» **GIVEN EXERCISE**: The records below must be duplicated exactly, character for character.
** start MATERIAL FOR THIS EXERCISE **
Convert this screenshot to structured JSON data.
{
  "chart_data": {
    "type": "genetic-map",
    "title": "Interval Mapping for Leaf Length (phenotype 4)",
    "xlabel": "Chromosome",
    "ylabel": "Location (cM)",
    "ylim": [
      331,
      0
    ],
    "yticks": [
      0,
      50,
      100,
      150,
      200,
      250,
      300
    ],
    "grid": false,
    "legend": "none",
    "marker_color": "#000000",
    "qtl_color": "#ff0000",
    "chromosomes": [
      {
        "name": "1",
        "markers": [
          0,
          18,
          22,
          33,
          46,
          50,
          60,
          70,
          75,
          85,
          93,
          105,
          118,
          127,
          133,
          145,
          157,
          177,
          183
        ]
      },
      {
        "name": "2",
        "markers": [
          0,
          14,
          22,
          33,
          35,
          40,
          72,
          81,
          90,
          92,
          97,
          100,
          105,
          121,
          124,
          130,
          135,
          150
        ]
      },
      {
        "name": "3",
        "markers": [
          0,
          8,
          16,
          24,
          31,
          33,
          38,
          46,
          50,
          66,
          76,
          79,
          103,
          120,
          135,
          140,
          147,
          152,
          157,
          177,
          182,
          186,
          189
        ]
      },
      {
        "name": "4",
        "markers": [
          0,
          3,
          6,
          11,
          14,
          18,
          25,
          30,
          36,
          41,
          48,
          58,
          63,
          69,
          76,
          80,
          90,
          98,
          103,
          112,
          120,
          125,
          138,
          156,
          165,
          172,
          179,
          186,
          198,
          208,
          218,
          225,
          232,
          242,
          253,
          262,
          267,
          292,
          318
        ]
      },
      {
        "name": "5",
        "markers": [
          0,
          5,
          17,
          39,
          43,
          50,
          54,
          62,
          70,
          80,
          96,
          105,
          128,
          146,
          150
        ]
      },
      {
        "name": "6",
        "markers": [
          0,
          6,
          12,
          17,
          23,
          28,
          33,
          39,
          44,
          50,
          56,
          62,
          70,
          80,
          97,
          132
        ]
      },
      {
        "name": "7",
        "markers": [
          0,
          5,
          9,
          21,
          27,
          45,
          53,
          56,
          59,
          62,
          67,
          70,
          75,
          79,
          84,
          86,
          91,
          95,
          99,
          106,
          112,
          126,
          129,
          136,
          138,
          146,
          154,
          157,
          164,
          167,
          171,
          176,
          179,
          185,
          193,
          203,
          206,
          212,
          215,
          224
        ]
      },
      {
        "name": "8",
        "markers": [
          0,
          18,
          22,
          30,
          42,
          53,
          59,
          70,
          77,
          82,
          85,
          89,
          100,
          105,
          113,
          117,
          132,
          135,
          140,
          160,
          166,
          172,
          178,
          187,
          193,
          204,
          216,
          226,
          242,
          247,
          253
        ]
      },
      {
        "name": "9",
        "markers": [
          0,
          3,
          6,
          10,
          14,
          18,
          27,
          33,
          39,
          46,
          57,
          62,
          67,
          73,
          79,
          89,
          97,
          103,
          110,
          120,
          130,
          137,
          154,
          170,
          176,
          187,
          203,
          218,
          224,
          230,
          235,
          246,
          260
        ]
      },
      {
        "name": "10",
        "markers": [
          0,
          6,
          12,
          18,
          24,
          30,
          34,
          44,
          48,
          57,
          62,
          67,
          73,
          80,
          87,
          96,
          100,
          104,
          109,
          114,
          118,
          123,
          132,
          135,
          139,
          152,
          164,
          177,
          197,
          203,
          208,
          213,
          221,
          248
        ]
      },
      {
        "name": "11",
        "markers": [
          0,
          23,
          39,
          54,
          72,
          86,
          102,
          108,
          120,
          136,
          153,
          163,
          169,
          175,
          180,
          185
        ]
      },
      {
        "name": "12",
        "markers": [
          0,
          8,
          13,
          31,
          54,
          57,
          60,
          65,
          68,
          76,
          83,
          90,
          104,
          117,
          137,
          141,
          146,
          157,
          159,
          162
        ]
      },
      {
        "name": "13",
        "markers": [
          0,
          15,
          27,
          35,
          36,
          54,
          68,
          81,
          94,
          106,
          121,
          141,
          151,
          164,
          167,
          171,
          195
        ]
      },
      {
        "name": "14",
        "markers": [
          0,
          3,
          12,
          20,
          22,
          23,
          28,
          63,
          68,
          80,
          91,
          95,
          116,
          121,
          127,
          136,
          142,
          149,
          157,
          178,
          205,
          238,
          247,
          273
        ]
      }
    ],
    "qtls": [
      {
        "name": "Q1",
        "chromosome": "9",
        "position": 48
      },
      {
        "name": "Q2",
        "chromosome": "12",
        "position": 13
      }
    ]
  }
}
** end MATERIAL FOR THIS EXERCISE **
» **RESPONSE**:
Convert this screenshot to structured JSON data.
{
  "chart_data": {
    "type": "genetic-map",
    "title": "Interval Mapping for Leaf Length (phenotype 4)",
    "xlabel": "Chromosome",
    "ylabel": "Location (cM)",
    "ylim": [
      331,
      0
    ],
    "yticks": [
      0,
      50,
      100,
      150,
      200,
      250,
      300
    ],
    "grid": false,
    "legend": "none",
    "marker_color": "#000000",
    "qtl_color": "#ff0000",
    "chromosomes": [
      {
        "name": "1",
        "markers": [
          0,
          18,
          22,
          33,
          46,
          50,
          60,
          70,
          75,
          85,
          93,
          105,
          118,
          127,
          133,
          145,
          157,
          177,
          183
        ]
      },
      {
        "name": "2",
        "markers": [
          0,
          14,
          22,
          33,
          35,
          40,
          72,
          81,
          90,
          92,
          97,
          100,
          105,
          121,
          124,
          130,
          135,
          150
        ]
      },
      {
        "name": "3",
        "markers": [
          0,
          8,
          16,
          24,
          31,
          33,
          38,
          46,
          50,
          66,
          76,
          79,
          103,
          120,
          135,
          140,
          147,
          152,
          157,
          177,
          182,
          186,
          189
        ]
      },
      {
        "name": "4",
        "markers": [
          0,
          3,
          6,
          11,
          14,
          18,
          25,
          30,
          36,
          41,
          48,
          58,
          63,
          69,
          76,
          80,
          90,
          98,
          103,
          112,
          120,
          125,
          138,
          156,
          165,
          172,
          179,
          186,
          198,
          208,
          218,
          225,
          232,
          242,
          253,
          262,
          267,
          292,
          318
        ]
      },
      {
        "name": "5",
        "markers": [
          0,
          5,
          17,
          39,
          43,
          50,
          54,
          62,
          70,
          80,
          96,
          105,
          128,
          146,
          150
        ]
      },
      {
        "name": "6",
        "markers": [
          0,
          6,
          12,
          17,
          23,
          28,
          33,
          39,
          44,
          50,
          56,
          62,
          70,
          80,
          97,
          132
        ]
      },
      {
        "name": "7",
        "markers": [
          0,
          5,
          9,
          21,
          27,
          45,
          53,
          56,
          59,
          62,
          67,
          70,
          75,
          79,
          84,
          86,
          91,
          95,
          99,
          106,
          112,
          126,
          129,
          136,
          138,
          146,
          154,
          157,
          164,
          167,
          171,
          176,
          179,
          185,
          193,
          203,
          206,
          212,
          215,
          224
        ]
      },
      {
        "name": "8",
        "markers": [
          0,
          18,
          22,
          30,
          42,
          53,
          59,
          70,
          77,
          82,
          85,
          89,
          100,
          105,
          113,
          117,
          132,
          135,
          140,
          160,
          166,
          172,
          178,
          187,
          193,
          204,
          216,
          226,
          242,
          247,
          253
        ]
      },
      {
        "name": "9",
        "markers": [
          0,
          3,
          6,
          10,
          14,
          18,
          27,
          33,
          39,
          46,
          57,
          62,
          67,
          73,
          79,
          89,
          97,
          103,
          110,
          120,
          130,
          137,
          154,
          170,
          176,
          187,
          203,
          218,
          224,
          230,
          235,
          246,
          260
        ]
      },
      {
        "name": "10",
        "markers": [
          0,
          6,
          12,
          18,
          24,
          30,
          34,
          44,
          48,
          57,
          62,
          67,
          73,
          80,
          87,
          96,
          100,
          104,
          109,
          114,
          118,
          123,
          132,
          135,
          139,
          152,
          164,
          177,
          197,
          203,
          208,
          213,
          221,
          248
        ]
      },
      {
        "name": "11",
        "markers": [
          0,
          23,
          39,
          54,
          72,
          86,
          102,
          108,
          120,
          136,
          153,
          163,
          169,
          175,
          180,
          185
        ]
      },
      {
        "name": "12",
        "markers": [
          0,
          8,
          13,
          31,
          54,
          57,
          60,
          65,
          68,
          76,
          83,
          90,
          104,
          117,
          137,
          141,
          146,
          157,
          159,
          162
        ]
      },
      {
        "name": "13",
        "markers": [
          0,
          15,
          27,
          35,
          36,
          54,
          68,
          81,
          94,
          106,
          121,
          141,
          151,
          164,
          167,
          171,
          195
        ]
      },
      {
        "name": "14",
        "markers": [
          0,
          3,
          12,
          20,
          22,
          23,
          28,
          63,
          68,
          80,
          91,
          95,
          116,
          121,
          127,
          136,
          142,
          149,
          157,
          178,
          205,
          238,
          247,
          273
        ]
      }
    ],
    "qtls": [
      {
        "name": "Q1",
        "chromosome": "9",
        "position": 48
      },
      {
        "name": "Q2",
        "chromosome": "12",
        "position": 13
      }
    ]
  }
}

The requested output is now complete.